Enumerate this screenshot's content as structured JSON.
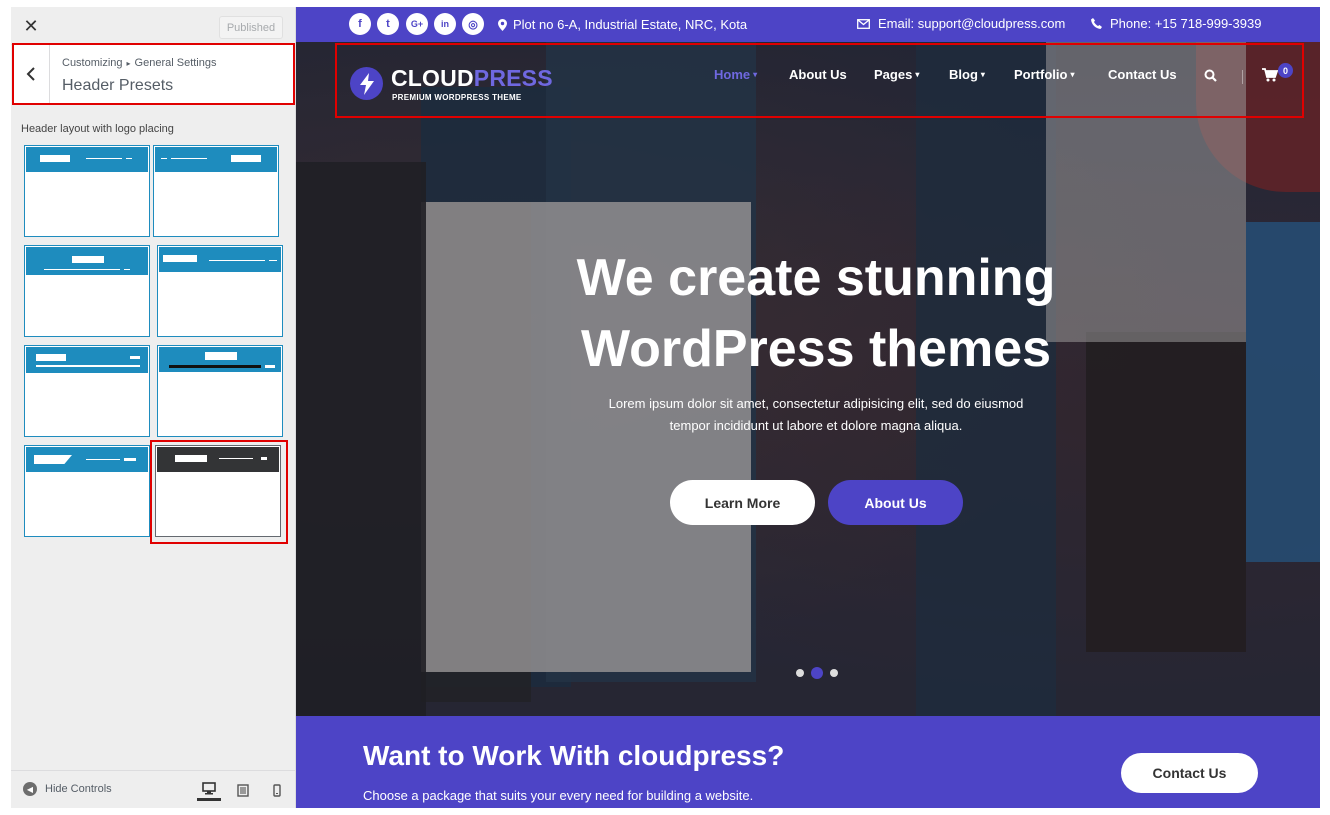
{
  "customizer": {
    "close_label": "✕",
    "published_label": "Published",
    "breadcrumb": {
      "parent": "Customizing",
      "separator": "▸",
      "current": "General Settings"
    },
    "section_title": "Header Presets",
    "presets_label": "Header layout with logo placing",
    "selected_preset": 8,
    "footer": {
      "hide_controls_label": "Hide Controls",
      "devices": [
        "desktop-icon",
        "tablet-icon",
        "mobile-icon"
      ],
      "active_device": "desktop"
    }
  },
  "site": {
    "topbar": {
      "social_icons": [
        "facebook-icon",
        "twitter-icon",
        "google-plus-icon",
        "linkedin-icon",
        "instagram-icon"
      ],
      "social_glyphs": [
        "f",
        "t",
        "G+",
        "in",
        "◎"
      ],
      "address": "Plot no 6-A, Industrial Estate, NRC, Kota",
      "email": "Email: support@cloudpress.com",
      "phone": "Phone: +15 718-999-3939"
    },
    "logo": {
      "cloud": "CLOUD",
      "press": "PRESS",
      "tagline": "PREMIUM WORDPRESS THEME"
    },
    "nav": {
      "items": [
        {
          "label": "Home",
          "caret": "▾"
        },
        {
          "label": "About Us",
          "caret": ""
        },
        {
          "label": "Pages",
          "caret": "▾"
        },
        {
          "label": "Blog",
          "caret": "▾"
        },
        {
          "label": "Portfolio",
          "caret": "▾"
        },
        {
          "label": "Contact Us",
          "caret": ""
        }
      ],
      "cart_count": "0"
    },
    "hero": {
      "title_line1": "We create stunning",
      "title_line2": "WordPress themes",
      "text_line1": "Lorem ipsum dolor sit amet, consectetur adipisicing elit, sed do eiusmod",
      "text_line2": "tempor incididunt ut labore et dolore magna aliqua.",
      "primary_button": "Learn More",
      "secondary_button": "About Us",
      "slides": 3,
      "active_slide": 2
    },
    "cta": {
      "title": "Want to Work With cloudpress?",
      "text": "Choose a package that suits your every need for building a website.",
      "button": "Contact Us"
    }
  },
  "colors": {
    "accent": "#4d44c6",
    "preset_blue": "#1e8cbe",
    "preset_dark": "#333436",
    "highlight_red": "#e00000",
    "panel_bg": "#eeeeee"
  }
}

◆ **DIRECTION**: Search the entries for the word "cloudpress" and gather every line where it appears.

◆ **RESULT FOR THIS TASK**:
      "email": "Email: support@cloudpress.com",
      "title": "Want to Work With cloudpress?",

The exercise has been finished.